Dataset entries start

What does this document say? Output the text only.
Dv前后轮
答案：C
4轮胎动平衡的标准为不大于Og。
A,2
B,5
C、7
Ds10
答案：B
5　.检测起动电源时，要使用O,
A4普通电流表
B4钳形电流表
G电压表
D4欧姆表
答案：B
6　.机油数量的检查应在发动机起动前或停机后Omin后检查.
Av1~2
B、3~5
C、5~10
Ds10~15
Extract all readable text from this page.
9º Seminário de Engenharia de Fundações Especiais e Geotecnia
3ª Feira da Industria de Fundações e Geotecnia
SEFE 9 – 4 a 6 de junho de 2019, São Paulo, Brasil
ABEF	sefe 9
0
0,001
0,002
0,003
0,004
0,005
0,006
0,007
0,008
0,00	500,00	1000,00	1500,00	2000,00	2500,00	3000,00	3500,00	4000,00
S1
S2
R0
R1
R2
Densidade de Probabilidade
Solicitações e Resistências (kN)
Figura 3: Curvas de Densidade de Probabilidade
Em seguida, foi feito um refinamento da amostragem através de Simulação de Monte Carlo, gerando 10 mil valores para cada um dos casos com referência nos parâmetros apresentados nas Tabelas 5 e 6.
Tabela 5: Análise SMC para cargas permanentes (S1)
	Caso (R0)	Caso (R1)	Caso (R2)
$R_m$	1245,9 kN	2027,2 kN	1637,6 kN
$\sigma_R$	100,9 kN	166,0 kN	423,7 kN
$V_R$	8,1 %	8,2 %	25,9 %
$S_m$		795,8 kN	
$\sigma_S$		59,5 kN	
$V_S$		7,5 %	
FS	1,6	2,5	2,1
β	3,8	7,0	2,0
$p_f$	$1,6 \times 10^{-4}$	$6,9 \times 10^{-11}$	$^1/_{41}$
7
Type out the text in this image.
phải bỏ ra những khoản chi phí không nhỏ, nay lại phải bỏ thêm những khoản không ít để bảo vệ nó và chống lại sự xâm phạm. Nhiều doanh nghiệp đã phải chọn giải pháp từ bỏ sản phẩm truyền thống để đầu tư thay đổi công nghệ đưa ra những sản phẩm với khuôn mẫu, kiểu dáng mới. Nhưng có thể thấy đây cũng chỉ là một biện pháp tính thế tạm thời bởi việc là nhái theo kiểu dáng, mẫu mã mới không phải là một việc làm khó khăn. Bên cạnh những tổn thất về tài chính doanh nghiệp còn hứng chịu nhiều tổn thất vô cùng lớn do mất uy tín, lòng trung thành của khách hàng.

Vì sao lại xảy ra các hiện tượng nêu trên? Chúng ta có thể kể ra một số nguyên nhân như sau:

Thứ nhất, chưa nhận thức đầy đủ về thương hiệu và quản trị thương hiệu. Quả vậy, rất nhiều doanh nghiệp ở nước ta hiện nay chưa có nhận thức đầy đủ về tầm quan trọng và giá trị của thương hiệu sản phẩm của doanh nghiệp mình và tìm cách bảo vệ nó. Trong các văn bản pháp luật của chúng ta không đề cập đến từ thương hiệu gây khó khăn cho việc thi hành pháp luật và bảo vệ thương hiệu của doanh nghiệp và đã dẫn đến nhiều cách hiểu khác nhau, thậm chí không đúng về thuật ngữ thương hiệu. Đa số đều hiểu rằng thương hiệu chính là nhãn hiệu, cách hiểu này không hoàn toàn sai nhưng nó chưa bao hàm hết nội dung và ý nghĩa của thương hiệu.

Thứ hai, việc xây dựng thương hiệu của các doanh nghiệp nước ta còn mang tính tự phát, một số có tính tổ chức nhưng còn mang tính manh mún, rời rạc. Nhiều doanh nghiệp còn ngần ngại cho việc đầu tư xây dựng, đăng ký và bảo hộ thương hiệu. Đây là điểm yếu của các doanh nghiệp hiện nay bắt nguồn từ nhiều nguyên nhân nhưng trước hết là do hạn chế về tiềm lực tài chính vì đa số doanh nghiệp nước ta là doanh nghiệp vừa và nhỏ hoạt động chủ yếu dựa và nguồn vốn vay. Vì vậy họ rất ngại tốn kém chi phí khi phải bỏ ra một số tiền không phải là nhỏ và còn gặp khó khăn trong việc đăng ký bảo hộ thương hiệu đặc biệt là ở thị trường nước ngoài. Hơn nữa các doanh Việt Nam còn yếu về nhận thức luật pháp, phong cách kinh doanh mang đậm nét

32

Dataset entries end

**What you should do:** In the records above, how many lines contain the string "phải"? State that number only.

**Answer to this problem:** 2